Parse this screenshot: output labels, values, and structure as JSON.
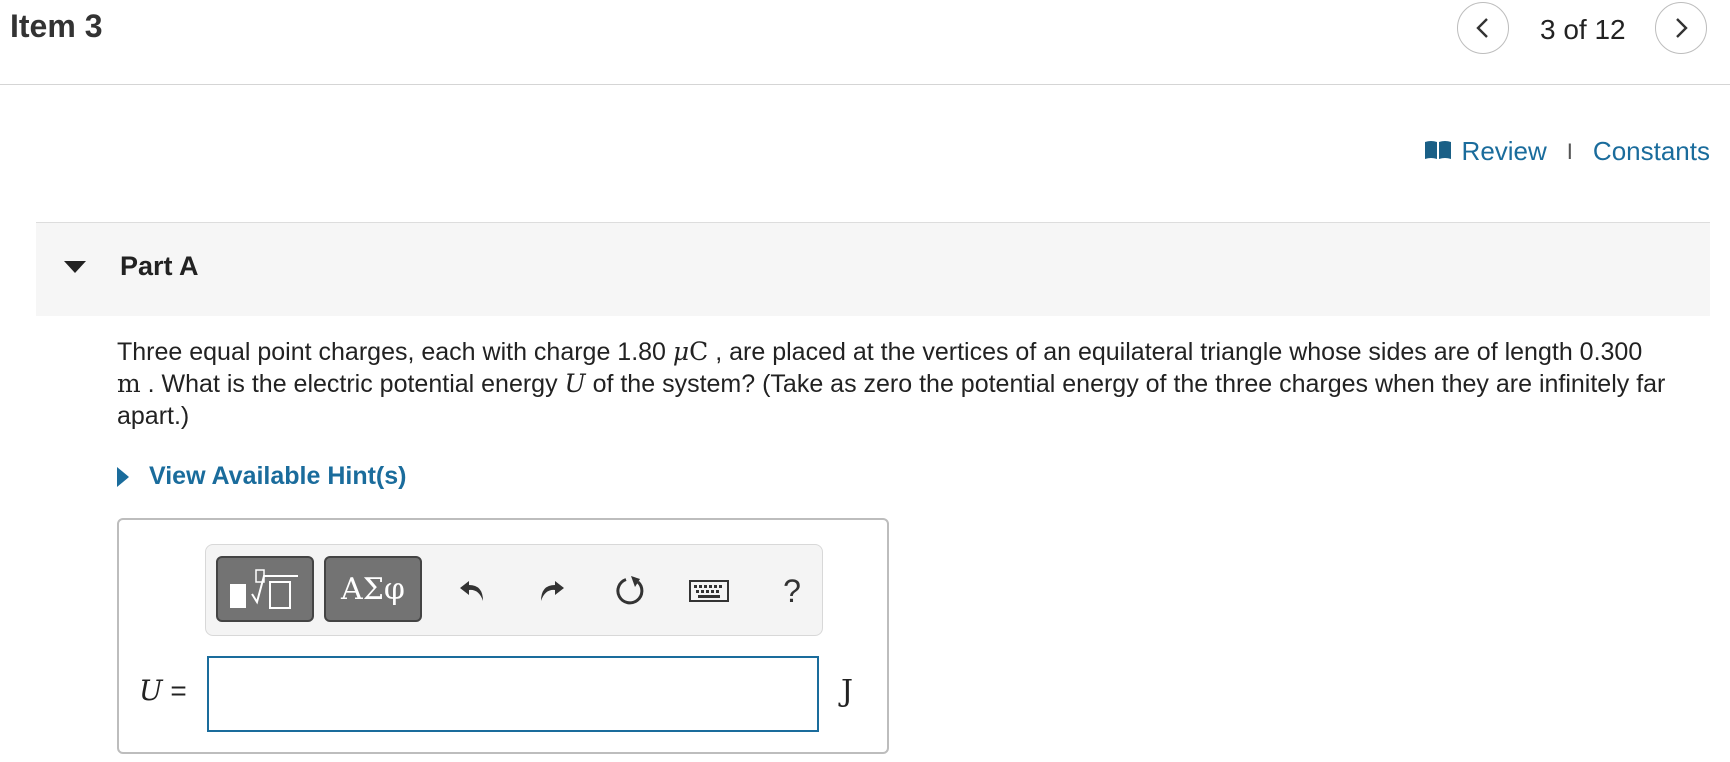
{
  "header": {
    "item_title": "Item 3",
    "counter": "3 of 12",
    "prev_icon": "chevron-left-icon",
    "next_icon": "chevron-right-icon"
  },
  "links": {
    "review": "Review",
    "separator": "I",
    "constants": "Constants",
    "review_icon": "book-icon"
  },
  "part": {
    "title": "Part A",
    "caret_icon": "caret-down-icon"
  },
  "question": {
    "text_1": "Three equal point charges, each with charge 1.80 ",
    "mu": "μ",
    "coulomb": "C",
    "text_2": " , are placed at the vertices of an equilateral triangle whose sides are of length 0.300",
    "meter": "m",
    "text_3": " . What is the electric potential energy ",
    "U": "U",
    "text_4": " of the system? (Take as zero the potential energy of the three charges when they are infinitely far apart.)"
  },
  "hint": {
    "label": "View Available Hint(s)"
  },
  "toolbar": {
    "greek_label": "ΑΣφ",
    "help_label": "?"
  },
  "answer": {
    "variable": "U",
    "equals": " =",
    "value": "",
    "unit": "J"
  },
  "colors": {
    "link": "#1a6c9c",
    "toolbar_button": "#737373",
    "input_border": "#1a6c9c"
  }
}
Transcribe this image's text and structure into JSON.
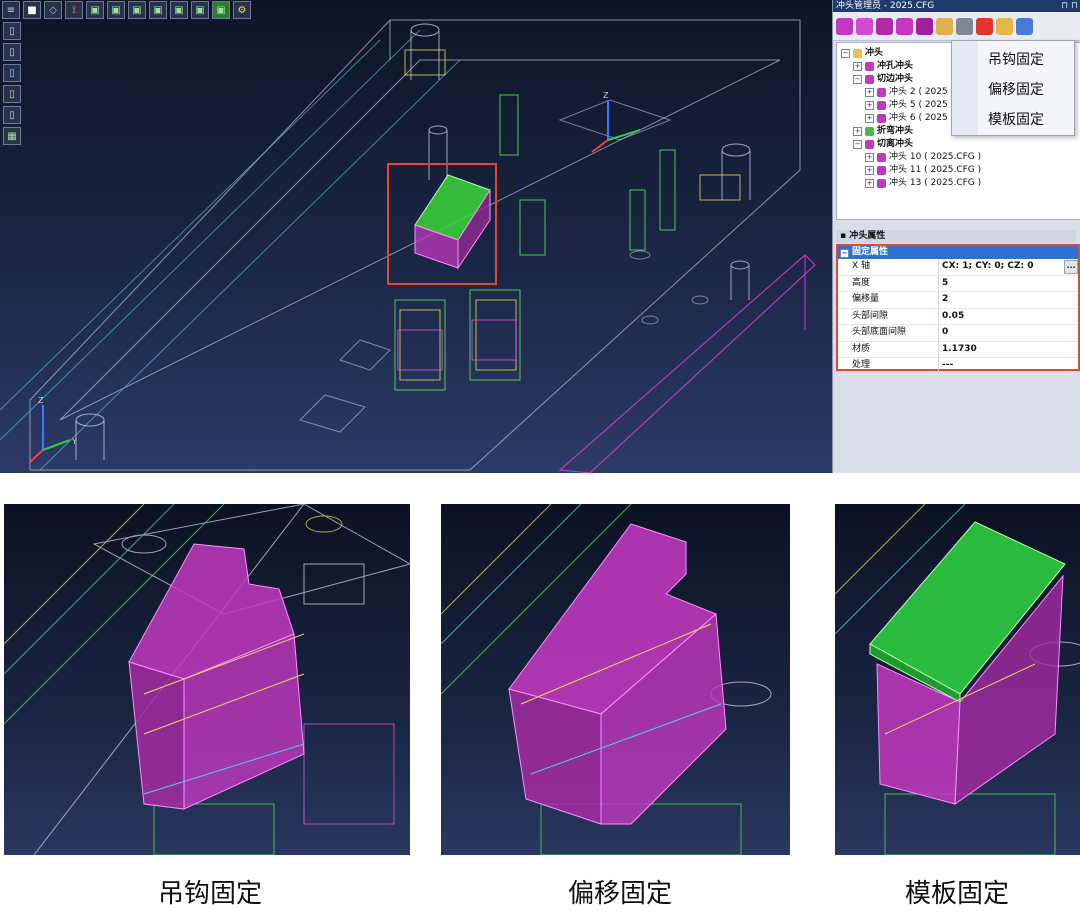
{
  "top_toolbar": [
    "menu-icon",
    "shaded-view-icon",
    "wireframe-view-icon",
    "axis-view-icon",
    "cube-front-icon",
    "cube-back-icon",
    "cube-left-icon",
    "cube-right-icon",
    "cube-top-icon",
    "cube-bottom-icon",
    "cube-iso-icon",
    "settings-icon"
  ],
  "left_toolbar": [
    "layer-icon-1",
    "layer-icon-2",
    "layer-icon-3",
    "layer-icon-4",
    "layer-icon-5",
    "layer-icon-6"
  ],
  "panel": {
    "title": "冲头管理员 - 2025.CFG",
    "pin": "⊓ ⊓"
  },
  "tree": [
    {
      "label": "冲头",
      "level": 0,
      "bold": true,
      "expander": "−",
      "color": "#e8c24a"
    },
    {
      "label": "冲孔冲头",
      "level": 1,
      "bold": true,
      "expander": "+",
      "color": "#c238c0"
    },
    {
      "label": "切边冲头",
      "level": 1,
      "bold": true,
      "expander": "−",
      "color": "#c238c0"
    },
    {
      "label": "冲头 2 ( 2025",
      "level": 2,
      "bold": false,
      "expander": "+",
      "color": "#c238c0"
    },
    {
      "label": "冲头 5 ( 2025",
      "level": 2,
      "bold": false,
      "expander": "+",
      "color": "#c238c0"
    },
    {
      "label": "冲头 6 ( 2025",
      "level": 2,
      "bold": false,
      "expander": "+",
      "color": "#c238c0"
    },
    {
      "label": "折弯冲头",
      "level": 1,
      "bold": true,
      "expander": "+",
      "color": "#4fb84f"
    },
    {
      "label": "切离冲头",
      "level": 1,
      "bold": true,
      "expander": "−",
      "color": "#c238c0"
    },
    {
      "label": "冲头 10 ( 2025.CFG )",
      "level": 2,
      "bold": false,
      "expander": "+",
      "color": "#c238c0"
    },
    {
      "label": "冲头 11 ( 2025.CFG )",
      "level": 2,
      "bold": false,
      "expander": "+",
      "color": "#c238c0"
    },
    {
      "label": "冲头 13 ( 2025.CFG )",
      "level": 2,
      "bold": false,
      "expander": "+",
      "color": "#c238c0"
    }
  ],
  "menu": [
    "吊钩固定",
    "偏移固定",
    "模板固定"
  ],
  "props_header": "冲头属性",
  "props_category": "固定属性",
  "props": [
    {
      "k": "X 轴",
      "v": "CX: 1; CY: 0; CZ: 0",
      "dots": "..."
    },
    {
      "k": "高度",
      "v": "5"
    },
    {
      "k": "偏移量",
      "v": "2"
    },
    {
      "k": "头部间隙",
      "v": "0.05"
    },
    {
      "k": "头部底面间隙",
      "v": "0"
    },
    {
      "k": "材质",
      "v": "1.1730"
    },
    {
      "k": "处理",
      "v": "---"
    }
  ],
  "captions": [
    "吊钩固定",
    "偏移固定",
    "模板固定"
  ],
  "axis_labels": {
    "z": "Z",
    "y": "Y"
  },
  "colors": {
    "selection": "#e0492d",
    "magenta": "#c238c0",
    "green": "#2ecc40",
    "accent_blue": "#2f6fd0"
  }
}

──────

* [Exercise instructions]:
With the pictures omitted, reproduce the records in full and exactly.

* [Result]:
Parse this screenshot: output labels, values, and structure as JSON.
{
  "header": {
    "item_title": "Item 3",
    "counter": "3 of 12",
    "prev_icon": "chevron-left-icon",
    "next_icon": "chevron-right-icon"
  },
  "links": {
    "review": "Review",
    "separator": "I",
    "constants": "Constants",
    "review_icon": "book-icon"
  },
  "part": {
    "title": "Part A",
    "caret_icon": "caret-down-icon"
  },
  "question": {
    "text_1": "Three equal point charges, each with charge 1.80 ",
    "mu": "μ",
    "coulomb": "C",
    "text_2": " , are placed at the vertices of an equilateral triangle whose sides are of length 0.300",
    "meter": "m",
    "text_3": " . What is the electric potential energy ",
    "U": "U",
    "text_4": " of the system? (Take as zero the potential energy of the three charges when they are infinitely far apart.)"
  },
  "hint": {
    "label": "View Available Hint(s)"
  },
  "toolbar": {
    "greek_label": "ΑΣφ",
    "help_label": "?"
  },
  "answer": {
    "variable": "U",
    "equals": " =",
    "value": "",
    "unit": "J"
  },
  "colors": {
    "link": "#1a6c9c",
    "toolbar_button": "#737373",
    "input_border": "#1a6c9c"
  }
}
Transcribe this image's text and structure into JSON.
{
  "top_toolbar": [
    "menu-icon",
    "shaded-view-icon",
    "wireframe-view-icon",
    "axis-view-icon",
    "cube-front-icon",
    "cube-back-icon",
    "cube-left-icon",
    "cube-right-icon",
    "cube-top-icon",
    "cube-bottom-icon",
    "cube-iso-icon",
    "settings-icon"
  ],
  "left_toolbar": [
    "layer-icon-1",
    "layer-icon-2",
    "layer-icon-3",
    "layer-icon-4",
    "layer-icon-5",
    "layer-icon-6"
  ],
  "panel": {
    "title": "冲头管理员 - 2025.CFG",
    "pin": "⊓ ⊓"
  },
  "tree": [
    {
      "label": "冲头",
      "level": 0,
      "bold": true,
      "expander": "−",
      "color": "#e8c24a"
    },
    {
      "label": "冲孔冲头",
      "level": 1,
      "bold": true,
      "expander": "+",
      "color": "#c238c0"
    },
    {
      "label": "切边冲头",
      "level": 1,
      "bold": true,
      "expander": "−",
      "color": "#c238c0"
    },
    {
      "label": "冲头 2 ( 2025",
      "level": 2,
      "bold": false,
      "expander": "+",
      "color": "#c238c0"
    },
    {
      "label": "冲头 5 ( 2025",
      "level": 2,
      "bold": false,
      "expander": "+",
      "color": "#c238c0"
    },
    {
      "label": "冲头 6 ( 2025",
      "level": 2,
      "bold": false,
      "expander": "+",
      "color": "#c238c0"
    },
    {
      "label": "折弯冲头",
      "level": 1,
      "bold": true,
      "expander": "+",
      "color": "#4fb84f"
    },
    {
      "label": "切离冲头",
      "level": 1,
      "bold": true,
      "expander": "−",
      "color": "#c238c0"
    },
    {
      "label": "冲头 10 ( 2025.CFG )",
      "level": 2,
      "bold": false,
      "expander": "+",
      "color": "#c238c0"
    },
    {
      "label": "冲头 11 ( 2025.CFG )",
      "level": 2,
      "bold": false,
      "expander": "+",
      "color": "#c238c0"
    },
    {
      "label": "冲头 13 ( 2025.CFG )",
      "level": 2,
      "bold": false,
      "expander": "+",
      "color": "#c238c0"
    }
  ],
  "menu": [
    "吊钩固定",
    "偏移固定",
    "模板固定"
  ],
  "props_header": "冲头属性",
  "props_category": "固定属性",
  "props": [
    {
      "k": "X 轴",
      "v": "CX: 1; CY: 0; CZ: 0",
      "dots": "..."
    },
    {
      "k": "高度",
      "v": "5"
    },
    {
      "k": "偏移量",
      "v": "2"
    },
    {
      "k": "头部间隙",
      "v": "0.05"
    },
    {
      "k": "头部底面间隙",
      "v": "0"
    },
    {
      "k": "材质",
      "v": "1.1730"
    },
    {
      "k": "处理",
      "v": "---"
    }
  ],
  "captions": [
    "吊钩固定",
    "偏移固定",
    "模板固定"
  ],
  "axis_labels": {
    "z": "Z",
    "y": "Y"
  },
  "colors": {
    "selection": "#e0492d",
    "magenta": "#c238c0",
    "green": "#2ecc40",
    "accent_blue": "#2f6fd0"
  }
}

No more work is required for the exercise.